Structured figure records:
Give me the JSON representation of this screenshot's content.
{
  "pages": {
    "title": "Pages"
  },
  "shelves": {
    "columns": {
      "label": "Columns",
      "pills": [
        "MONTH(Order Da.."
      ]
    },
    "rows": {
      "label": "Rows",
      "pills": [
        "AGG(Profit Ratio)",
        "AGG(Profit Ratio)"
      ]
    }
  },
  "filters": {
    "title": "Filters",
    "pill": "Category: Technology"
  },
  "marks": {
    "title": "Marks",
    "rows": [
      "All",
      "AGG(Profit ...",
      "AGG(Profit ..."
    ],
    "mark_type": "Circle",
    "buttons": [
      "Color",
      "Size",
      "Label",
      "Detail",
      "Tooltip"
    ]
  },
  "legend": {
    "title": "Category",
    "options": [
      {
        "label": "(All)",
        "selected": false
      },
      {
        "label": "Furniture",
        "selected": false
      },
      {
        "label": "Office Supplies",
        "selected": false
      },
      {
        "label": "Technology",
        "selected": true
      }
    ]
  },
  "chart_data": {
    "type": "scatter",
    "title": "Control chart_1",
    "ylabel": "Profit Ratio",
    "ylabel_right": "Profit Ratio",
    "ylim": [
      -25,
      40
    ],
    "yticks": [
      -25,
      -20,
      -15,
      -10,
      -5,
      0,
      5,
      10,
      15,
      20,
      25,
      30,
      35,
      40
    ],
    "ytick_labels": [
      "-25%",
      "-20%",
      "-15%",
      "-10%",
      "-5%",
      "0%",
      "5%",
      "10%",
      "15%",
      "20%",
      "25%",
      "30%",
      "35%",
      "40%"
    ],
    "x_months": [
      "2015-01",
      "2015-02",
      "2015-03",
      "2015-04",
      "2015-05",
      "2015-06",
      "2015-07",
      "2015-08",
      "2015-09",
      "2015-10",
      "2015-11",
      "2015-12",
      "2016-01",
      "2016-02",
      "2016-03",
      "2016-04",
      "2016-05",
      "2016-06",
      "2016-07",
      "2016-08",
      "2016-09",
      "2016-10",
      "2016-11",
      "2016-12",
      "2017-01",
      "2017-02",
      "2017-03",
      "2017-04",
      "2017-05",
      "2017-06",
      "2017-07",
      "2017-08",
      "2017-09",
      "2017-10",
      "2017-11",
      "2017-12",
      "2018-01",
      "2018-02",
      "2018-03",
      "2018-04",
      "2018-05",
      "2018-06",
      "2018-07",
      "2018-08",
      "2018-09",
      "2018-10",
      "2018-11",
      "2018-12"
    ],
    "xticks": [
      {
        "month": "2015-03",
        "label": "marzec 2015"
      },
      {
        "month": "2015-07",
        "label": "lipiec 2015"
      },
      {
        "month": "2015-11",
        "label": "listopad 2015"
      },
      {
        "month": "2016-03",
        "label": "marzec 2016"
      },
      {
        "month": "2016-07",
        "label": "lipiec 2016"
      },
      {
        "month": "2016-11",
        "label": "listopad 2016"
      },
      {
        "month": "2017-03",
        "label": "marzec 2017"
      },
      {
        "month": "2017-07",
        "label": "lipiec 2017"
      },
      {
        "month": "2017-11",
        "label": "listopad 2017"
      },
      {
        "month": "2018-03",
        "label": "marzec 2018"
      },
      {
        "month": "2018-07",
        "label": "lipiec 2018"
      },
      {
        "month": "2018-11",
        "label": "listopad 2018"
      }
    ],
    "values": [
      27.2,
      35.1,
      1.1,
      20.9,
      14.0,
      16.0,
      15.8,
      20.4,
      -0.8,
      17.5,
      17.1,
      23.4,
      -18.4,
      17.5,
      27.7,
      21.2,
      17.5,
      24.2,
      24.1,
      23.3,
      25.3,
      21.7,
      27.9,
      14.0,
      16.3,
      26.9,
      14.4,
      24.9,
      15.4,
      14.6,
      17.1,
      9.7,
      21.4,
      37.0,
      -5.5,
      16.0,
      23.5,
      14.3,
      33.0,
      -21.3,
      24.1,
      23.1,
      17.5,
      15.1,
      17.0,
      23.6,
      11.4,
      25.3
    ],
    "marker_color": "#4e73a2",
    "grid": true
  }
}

■ Given exercise:
Filter the listing above for the string "lipiec" and copy every matching line.

■ Worked answer:
        "label": "lipiec 2015"
        "label": "lipiec 2016"
        "label": "lipiec 2017"
        "label": "lipiec 2018"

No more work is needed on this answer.